-------- PROVIDED INFORMATION --------

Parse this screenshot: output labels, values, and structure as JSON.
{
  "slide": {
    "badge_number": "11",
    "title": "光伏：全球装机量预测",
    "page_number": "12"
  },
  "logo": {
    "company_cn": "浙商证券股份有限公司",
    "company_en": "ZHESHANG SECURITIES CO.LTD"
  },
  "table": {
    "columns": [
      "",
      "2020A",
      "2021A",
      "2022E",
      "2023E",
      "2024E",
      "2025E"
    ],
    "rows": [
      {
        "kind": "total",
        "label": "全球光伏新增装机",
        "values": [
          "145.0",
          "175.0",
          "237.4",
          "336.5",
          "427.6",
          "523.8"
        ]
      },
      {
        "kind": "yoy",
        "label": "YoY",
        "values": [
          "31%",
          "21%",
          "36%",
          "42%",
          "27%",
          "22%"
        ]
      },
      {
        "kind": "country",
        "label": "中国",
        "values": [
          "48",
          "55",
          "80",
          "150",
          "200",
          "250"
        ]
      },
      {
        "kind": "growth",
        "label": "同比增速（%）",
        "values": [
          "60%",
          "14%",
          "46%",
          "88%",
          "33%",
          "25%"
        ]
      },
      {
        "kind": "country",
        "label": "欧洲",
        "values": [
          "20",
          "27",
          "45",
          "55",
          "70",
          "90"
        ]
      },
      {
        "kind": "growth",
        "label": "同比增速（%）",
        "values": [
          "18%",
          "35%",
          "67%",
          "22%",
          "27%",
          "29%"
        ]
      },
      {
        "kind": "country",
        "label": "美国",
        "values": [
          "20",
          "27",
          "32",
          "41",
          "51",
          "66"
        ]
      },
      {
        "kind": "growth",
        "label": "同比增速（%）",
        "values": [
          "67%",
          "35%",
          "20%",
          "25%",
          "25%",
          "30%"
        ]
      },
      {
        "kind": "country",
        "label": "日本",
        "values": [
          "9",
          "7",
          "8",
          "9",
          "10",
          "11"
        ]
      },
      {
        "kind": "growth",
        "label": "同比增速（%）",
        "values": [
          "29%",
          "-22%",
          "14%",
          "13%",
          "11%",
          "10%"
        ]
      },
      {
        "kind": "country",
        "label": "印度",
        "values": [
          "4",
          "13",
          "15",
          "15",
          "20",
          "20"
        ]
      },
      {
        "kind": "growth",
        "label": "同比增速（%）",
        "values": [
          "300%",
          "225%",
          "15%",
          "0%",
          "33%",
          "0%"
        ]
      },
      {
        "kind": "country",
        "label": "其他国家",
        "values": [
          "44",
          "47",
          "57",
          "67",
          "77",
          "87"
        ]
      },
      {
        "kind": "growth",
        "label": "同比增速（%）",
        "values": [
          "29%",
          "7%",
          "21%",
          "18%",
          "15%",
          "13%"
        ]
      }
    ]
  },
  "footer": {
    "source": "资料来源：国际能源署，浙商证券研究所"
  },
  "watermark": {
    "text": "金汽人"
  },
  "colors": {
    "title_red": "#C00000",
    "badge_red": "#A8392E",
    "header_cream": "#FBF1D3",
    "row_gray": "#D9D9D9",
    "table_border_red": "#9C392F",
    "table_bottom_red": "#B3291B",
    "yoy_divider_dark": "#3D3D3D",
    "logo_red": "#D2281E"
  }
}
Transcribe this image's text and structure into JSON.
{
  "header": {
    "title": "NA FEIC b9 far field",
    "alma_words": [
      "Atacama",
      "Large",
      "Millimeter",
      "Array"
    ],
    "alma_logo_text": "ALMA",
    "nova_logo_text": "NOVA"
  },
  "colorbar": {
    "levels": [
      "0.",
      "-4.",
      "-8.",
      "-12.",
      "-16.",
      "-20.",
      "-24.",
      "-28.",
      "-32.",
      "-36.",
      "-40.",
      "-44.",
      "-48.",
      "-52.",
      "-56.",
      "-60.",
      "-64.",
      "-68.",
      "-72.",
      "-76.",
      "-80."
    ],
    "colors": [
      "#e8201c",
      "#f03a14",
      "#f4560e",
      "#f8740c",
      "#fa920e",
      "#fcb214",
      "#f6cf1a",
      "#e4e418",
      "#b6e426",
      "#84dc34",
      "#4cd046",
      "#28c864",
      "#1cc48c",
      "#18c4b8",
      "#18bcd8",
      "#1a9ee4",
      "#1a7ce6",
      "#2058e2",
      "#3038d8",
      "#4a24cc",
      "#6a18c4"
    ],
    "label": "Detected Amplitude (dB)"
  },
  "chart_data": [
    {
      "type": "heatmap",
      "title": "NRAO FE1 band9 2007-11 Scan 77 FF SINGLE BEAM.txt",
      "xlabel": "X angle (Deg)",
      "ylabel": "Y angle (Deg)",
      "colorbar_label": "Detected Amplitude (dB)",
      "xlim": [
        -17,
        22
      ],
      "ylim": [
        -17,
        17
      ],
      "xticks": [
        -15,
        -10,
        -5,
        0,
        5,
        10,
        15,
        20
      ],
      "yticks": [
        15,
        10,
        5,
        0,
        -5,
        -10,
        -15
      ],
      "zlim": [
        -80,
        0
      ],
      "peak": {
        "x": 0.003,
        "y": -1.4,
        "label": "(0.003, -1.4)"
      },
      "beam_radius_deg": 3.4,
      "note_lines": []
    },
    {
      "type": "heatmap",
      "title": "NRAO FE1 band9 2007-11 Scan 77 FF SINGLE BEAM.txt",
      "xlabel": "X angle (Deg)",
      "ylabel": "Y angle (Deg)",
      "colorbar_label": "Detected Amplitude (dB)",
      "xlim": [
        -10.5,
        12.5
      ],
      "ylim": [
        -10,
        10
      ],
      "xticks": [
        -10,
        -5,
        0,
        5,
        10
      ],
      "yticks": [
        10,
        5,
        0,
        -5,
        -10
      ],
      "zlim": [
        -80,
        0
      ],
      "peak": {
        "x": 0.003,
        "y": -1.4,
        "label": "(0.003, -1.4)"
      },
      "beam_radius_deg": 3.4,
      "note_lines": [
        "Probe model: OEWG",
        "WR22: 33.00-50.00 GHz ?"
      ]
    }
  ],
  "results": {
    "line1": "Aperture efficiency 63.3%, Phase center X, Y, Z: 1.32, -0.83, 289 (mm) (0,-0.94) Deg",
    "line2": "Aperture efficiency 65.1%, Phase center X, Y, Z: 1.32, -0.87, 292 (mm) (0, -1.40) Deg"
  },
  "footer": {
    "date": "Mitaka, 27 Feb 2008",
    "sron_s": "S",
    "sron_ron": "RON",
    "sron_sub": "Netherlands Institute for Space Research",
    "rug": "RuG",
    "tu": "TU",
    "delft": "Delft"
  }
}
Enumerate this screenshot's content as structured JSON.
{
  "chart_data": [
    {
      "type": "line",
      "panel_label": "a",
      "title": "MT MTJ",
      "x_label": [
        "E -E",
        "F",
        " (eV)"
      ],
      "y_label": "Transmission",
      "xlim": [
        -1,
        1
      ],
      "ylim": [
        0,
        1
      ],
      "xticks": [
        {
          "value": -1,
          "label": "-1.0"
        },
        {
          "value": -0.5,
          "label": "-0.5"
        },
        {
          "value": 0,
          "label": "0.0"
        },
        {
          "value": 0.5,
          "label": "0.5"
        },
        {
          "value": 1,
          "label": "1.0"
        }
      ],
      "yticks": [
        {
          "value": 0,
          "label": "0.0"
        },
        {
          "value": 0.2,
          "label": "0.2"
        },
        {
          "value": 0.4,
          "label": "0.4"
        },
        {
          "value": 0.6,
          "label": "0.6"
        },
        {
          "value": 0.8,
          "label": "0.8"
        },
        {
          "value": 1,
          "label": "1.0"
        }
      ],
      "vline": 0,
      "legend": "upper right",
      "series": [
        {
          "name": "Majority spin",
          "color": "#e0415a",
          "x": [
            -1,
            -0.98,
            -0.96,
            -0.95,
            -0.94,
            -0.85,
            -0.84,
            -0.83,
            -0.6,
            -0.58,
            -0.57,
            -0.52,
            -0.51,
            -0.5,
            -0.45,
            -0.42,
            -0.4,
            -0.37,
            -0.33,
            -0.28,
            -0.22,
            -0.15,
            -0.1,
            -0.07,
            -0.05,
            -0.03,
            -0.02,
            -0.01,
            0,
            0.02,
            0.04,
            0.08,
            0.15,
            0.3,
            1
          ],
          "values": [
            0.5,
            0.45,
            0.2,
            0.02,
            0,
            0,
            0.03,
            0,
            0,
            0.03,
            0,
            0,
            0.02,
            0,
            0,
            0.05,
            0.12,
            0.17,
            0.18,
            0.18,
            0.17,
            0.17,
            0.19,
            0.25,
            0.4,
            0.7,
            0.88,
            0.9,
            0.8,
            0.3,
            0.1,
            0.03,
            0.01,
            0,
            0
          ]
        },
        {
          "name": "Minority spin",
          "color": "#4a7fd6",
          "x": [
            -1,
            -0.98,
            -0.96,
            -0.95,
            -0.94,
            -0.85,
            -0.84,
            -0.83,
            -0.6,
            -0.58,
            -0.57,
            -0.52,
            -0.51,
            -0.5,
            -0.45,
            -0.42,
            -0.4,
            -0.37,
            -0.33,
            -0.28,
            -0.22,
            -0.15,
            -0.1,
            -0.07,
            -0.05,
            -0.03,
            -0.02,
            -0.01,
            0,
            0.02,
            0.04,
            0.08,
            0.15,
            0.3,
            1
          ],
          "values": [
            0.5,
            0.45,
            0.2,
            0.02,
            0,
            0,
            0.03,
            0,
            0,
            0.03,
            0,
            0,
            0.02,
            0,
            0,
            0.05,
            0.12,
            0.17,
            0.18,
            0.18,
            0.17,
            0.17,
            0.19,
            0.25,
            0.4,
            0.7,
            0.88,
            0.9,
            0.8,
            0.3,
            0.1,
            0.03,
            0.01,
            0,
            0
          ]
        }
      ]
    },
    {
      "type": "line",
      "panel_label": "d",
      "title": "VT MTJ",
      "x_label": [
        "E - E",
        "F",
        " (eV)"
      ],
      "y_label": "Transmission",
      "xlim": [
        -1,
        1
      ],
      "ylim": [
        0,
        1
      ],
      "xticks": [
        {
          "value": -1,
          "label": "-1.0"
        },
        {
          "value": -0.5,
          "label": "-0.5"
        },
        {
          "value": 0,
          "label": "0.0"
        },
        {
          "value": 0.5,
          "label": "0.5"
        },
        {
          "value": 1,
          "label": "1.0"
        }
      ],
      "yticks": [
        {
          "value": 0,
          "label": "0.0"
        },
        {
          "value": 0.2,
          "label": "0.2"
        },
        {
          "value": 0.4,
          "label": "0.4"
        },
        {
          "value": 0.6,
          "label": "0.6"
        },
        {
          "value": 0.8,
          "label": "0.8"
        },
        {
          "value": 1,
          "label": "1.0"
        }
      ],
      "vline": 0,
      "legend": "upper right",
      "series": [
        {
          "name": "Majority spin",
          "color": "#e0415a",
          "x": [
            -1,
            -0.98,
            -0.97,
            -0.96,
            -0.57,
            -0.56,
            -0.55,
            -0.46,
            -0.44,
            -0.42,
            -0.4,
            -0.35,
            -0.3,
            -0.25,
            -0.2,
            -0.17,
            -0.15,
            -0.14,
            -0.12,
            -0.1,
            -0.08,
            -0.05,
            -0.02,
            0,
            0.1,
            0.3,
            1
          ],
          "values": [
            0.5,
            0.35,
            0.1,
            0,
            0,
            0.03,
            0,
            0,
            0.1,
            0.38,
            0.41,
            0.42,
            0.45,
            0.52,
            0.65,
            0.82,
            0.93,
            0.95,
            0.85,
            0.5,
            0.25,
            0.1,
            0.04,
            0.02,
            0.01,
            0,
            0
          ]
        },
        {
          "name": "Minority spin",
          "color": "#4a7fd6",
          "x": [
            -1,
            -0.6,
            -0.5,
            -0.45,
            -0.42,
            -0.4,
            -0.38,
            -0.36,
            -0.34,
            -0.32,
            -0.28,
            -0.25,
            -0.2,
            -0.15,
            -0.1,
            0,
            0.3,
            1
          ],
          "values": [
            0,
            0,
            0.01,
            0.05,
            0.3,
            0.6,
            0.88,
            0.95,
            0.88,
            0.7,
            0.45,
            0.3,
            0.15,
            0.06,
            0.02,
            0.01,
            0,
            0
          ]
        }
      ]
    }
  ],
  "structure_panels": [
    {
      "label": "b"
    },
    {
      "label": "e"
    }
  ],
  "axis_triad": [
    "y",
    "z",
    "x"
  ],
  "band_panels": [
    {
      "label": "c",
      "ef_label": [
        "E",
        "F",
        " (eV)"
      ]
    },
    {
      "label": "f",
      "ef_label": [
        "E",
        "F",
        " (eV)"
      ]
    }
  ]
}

--------

▸ GIVEN INSTRUCTION:
Gather each line in these records that contains the string "Aperture".

▸ EXERCISE OUTPUT:
    "line1": "Aperture efficiency 63.3%, Phase center X, Y, Z: 1.32, -0.83, 289 (mm) (0,-0.94) Deg",
    "line2": "Aperture efficiency 65.1%, Phase center X, Y, Z: 1.32, -0.87, 292 (mm) (0, -1.40) Deg"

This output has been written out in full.